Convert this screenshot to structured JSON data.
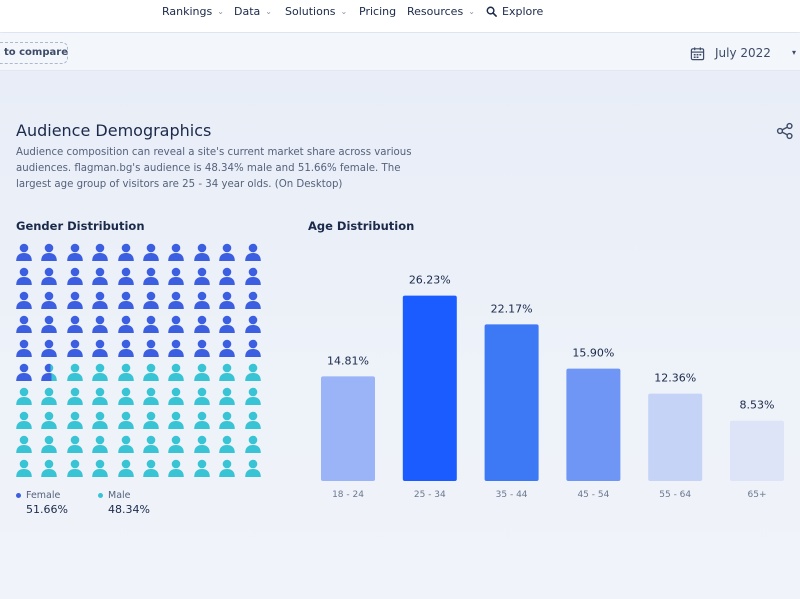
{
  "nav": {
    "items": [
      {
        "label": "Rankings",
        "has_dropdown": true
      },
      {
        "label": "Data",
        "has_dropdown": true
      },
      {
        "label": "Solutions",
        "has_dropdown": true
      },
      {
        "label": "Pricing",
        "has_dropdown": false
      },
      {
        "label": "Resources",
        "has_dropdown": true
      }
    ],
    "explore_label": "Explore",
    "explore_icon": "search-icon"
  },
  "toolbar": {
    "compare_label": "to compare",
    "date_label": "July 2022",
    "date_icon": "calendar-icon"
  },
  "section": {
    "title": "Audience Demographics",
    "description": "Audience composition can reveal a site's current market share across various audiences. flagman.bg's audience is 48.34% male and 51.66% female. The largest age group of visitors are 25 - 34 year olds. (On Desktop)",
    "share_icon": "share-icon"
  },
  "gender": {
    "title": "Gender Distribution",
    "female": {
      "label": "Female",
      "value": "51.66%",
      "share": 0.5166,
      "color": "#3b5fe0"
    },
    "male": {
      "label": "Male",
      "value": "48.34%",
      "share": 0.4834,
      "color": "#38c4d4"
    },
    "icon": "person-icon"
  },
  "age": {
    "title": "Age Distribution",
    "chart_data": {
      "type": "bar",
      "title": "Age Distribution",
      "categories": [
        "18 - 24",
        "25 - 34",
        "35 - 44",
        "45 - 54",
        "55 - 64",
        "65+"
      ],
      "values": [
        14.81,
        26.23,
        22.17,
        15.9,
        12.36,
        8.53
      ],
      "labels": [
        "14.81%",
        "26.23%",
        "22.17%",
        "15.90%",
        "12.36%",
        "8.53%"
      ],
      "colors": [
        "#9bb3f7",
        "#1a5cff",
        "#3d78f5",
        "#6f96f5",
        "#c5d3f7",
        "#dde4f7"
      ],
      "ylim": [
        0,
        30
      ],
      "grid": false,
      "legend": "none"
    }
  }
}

Task to complete
Check every line of the data, and copy the ones that contain "Audience".

Problem solution
    "title": "Audience Demographics",
    "description": "Audience composition can reveal a site's current market share across various audiences. flagman.bg's audience is 48.34% male and 51.66% female. The largest age group of visitors are 25 - 34 year olds. (On Desktop)",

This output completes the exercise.